#### Short exercise:
Search the data below for the string "name". Extract every line that contains it.

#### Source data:
┄┄┄┄┄┄┄┄┄┄
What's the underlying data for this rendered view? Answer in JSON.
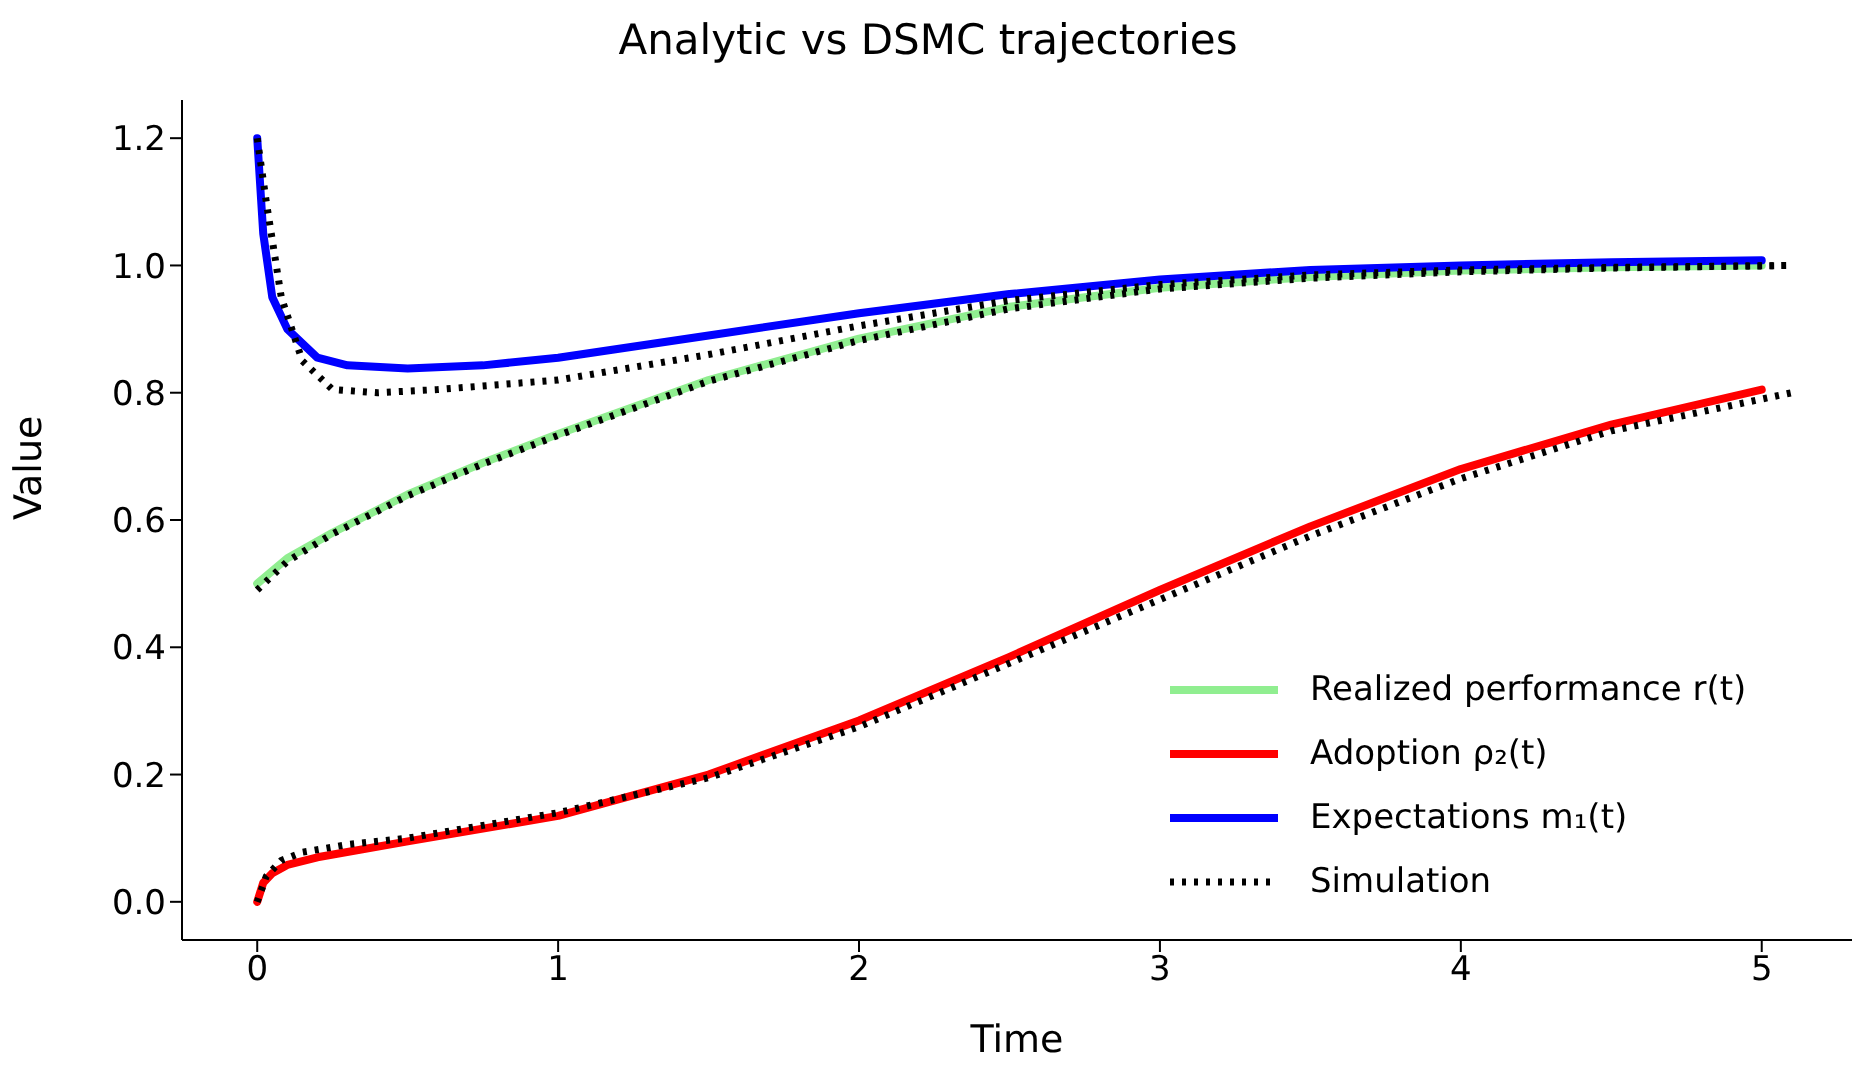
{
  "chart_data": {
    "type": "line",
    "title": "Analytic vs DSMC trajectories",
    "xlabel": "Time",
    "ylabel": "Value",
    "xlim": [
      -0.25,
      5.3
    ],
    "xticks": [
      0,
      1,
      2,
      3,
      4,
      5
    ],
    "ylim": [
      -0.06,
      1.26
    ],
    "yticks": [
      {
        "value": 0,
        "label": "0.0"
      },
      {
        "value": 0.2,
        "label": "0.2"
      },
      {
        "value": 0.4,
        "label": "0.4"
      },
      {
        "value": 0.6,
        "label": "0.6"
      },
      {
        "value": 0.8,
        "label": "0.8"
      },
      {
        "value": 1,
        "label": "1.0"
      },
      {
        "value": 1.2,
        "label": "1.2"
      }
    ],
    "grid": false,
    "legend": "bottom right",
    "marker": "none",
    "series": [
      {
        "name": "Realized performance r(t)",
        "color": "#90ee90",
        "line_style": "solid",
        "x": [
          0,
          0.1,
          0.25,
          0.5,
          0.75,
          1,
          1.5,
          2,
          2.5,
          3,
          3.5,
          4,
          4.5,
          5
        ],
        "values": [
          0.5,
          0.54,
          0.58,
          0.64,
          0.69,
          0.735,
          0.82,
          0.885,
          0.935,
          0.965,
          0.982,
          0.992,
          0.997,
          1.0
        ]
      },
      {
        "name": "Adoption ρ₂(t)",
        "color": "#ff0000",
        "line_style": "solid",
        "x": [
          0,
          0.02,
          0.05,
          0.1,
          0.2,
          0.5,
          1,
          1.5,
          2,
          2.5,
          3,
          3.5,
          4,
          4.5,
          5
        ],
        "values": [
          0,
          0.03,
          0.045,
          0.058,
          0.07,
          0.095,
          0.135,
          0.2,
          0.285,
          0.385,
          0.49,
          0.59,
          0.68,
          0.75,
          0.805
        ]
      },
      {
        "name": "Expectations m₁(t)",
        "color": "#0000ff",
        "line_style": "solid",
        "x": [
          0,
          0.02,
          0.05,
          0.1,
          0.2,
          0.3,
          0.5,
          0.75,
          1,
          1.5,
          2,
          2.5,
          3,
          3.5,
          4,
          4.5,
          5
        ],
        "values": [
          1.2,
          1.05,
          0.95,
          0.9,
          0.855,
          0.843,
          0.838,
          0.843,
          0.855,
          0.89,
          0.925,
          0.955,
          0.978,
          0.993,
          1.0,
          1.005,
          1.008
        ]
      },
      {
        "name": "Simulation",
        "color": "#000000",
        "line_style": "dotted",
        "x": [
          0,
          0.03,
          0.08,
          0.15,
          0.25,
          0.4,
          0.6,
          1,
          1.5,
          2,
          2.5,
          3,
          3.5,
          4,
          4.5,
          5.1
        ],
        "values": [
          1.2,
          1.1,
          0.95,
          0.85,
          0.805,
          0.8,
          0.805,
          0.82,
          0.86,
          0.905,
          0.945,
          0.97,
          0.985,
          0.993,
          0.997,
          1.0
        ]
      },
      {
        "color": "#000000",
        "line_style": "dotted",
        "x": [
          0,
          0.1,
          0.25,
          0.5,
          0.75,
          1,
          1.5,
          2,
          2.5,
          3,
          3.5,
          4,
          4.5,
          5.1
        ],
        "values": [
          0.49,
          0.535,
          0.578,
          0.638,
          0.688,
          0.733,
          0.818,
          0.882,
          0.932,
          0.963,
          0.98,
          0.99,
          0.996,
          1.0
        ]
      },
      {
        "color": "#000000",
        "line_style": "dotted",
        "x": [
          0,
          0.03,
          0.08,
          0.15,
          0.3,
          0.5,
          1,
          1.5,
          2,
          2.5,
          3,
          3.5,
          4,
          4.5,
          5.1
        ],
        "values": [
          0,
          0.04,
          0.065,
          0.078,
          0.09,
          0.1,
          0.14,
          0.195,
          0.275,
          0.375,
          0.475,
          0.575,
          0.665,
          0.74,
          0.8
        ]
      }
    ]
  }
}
┄┄┄┄┄┄┄┄┄┄
#### Completed task:
        "name": "Realized performance r(t)",
        "name": "Adoption ρ₂(t)",
        "name": "Expectations m₁(t)",
        "name": "Simulation",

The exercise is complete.